Exercise goal - Copy out the entries exactly, from the first line to the last.

Data entries -
[START]
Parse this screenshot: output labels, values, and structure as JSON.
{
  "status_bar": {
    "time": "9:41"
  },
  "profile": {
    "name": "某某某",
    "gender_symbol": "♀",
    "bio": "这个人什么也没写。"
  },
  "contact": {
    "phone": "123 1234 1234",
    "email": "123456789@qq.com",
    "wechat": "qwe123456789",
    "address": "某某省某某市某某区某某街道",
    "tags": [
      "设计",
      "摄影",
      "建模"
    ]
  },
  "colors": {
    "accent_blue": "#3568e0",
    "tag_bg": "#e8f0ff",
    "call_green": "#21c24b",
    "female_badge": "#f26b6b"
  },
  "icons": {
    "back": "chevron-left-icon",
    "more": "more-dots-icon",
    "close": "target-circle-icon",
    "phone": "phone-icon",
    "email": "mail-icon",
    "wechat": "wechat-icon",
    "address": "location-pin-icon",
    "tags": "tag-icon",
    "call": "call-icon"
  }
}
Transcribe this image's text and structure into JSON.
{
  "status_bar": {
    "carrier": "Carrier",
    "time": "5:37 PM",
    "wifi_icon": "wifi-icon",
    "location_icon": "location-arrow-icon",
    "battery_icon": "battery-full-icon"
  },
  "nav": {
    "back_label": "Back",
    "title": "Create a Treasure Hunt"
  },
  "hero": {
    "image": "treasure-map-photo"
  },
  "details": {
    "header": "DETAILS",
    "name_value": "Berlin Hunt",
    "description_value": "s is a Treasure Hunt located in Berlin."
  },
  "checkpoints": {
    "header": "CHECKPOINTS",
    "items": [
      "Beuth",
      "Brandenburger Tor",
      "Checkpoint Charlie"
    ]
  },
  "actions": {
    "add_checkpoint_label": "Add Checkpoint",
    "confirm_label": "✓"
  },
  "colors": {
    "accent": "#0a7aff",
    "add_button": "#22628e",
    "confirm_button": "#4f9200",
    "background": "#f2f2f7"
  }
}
[END]
Result of this exercise -
Parse this screenshot: output labels, values, and structure as JSON.
{
  "status_bar": {
    "time": "9:41"
  },
  "profile": {
    "name": "某某某",
    "gender_symbol": "♀",
    "bio": "这个人什么也没写。"
  },
  "contact": {
    "phone": "123 1234 1234",
    "email": "123456789@qq.com",
    "wechat": "qwe123456789",
    "address": "某某省某某市某某区某某街道",
    "tags": [
      "设计",
      "摄影",
      "建模"
    ]
  },
  "colors": {
    "accent_blue": "#3568e0",
    "tag_bg": "#e8f0ff",
    "call_green": "#21c24b",
    "female_badge": "#f26b6b"
  },
  "icons": {
    "back": "chevron-left-icon",
    "more": "more-dots-icon",
    "close": "target-circle-icon",
    "phone": "phone-icon",
    "email": "mail-icon",
    "wechat": "wechat-icon",
    "address": "location-pin-icon",
    "tags": "tag-icon",
    "call": "call-icon"
  }
}
Transcribe this image's text and structure into JSON.
{
  "status_bar": {
    "carrier": "Carrier",
    "time": "5:37 PM",
    "wifi_icon": "wifi-icon",
    "location_icon": "location-arrow-icon",
    "battery_icon": "battery-full-icon"
  },
  "nav": {
    "back_label": "Back",
    "title": "Create a Treasure Hunt"
  },
  "hero": {
    "image": "treasure-map-photo"
  },
  "details": {
    "header": "DETAILS",
    "name_value": "Berlin Hunt",
    "description_value": "s is a Treasure Hunt located in Berlin."
  },
  "checkpoints": {
    "header": "CHECKPOINTS",
    "items": [
      "Beuth",
      "Brandenburger Tor",
      "Checkpoint Charlie"
    ]
  },
  "actions": {
    "add_checkpoint_label": "Add Checkpoint",
    "confirm_label": "✓"
  },
  "colors": {
    "accent": "#0a7aff",
    "add_button": "#22628e",
    "confirm_button": "#4f9200",
    "background": "#f2f2f7"
  }
}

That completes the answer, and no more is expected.